STATED GOAL: Draw out every line with the word "JSON" from the listing below.
◆ ◆ ◆ ◆ ◆
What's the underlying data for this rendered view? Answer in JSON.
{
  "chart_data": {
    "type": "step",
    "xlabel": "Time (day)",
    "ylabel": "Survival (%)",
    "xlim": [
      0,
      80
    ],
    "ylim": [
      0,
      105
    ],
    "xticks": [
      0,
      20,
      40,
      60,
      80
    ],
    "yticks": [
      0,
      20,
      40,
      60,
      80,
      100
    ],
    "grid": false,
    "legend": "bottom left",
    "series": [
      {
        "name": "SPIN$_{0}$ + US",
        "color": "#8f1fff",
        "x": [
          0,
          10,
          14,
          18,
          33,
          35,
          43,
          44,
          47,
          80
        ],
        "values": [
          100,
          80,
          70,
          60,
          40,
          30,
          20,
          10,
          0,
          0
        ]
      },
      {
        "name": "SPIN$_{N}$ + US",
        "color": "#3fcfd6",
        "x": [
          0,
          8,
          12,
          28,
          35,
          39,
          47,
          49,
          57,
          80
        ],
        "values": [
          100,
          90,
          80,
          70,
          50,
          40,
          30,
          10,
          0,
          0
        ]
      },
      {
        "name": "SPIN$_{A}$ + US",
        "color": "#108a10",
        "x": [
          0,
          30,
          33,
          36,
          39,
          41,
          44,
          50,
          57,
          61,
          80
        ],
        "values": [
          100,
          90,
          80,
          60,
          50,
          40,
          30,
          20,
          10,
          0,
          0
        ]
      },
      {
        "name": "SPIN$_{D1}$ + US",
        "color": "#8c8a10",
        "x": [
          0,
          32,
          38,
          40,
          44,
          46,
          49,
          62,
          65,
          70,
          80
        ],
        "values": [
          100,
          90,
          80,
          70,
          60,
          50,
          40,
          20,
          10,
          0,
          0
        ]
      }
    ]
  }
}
◆ ◆ ◆ ◆ ◆
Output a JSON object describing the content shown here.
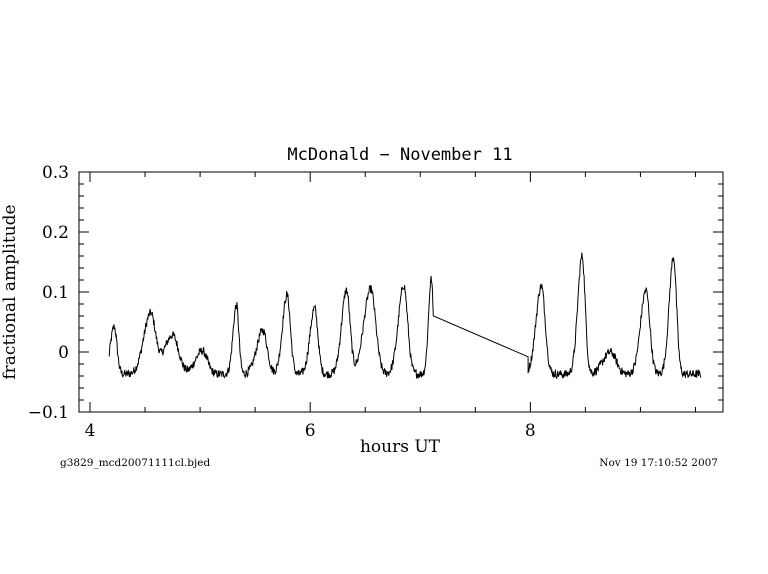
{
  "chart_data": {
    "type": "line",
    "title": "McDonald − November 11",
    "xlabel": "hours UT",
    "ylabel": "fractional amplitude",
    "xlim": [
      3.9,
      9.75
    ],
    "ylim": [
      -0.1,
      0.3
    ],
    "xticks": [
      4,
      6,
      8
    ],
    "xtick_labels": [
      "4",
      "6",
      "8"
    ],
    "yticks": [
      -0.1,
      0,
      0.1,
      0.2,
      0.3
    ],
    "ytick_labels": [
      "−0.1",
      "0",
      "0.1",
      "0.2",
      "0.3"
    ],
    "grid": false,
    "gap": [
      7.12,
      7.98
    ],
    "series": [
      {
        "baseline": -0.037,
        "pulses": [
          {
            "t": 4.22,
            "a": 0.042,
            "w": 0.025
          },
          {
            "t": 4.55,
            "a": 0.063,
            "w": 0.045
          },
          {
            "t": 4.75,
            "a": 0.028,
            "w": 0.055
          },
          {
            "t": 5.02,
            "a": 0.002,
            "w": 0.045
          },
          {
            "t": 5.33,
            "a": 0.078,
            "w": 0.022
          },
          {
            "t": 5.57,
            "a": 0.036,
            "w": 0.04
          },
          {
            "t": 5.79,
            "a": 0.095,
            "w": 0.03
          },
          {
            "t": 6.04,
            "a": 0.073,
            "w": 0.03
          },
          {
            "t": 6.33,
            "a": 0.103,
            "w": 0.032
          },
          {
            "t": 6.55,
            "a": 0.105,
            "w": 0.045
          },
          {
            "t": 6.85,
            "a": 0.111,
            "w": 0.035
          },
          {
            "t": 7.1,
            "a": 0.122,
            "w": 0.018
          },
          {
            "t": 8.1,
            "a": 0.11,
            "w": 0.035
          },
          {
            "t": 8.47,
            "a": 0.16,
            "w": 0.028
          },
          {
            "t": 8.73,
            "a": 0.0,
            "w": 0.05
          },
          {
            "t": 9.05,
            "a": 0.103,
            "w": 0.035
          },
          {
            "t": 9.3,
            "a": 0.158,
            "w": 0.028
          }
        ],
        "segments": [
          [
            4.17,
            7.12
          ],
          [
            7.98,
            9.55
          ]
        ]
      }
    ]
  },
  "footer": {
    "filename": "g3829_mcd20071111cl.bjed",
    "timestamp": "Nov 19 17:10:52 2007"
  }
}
◆ ◆ ◆ ◆ ◆
SOLUTION:
What's the underlying data for this rendered view? Answer in JSON.
Output a JSON object describing the content shown here.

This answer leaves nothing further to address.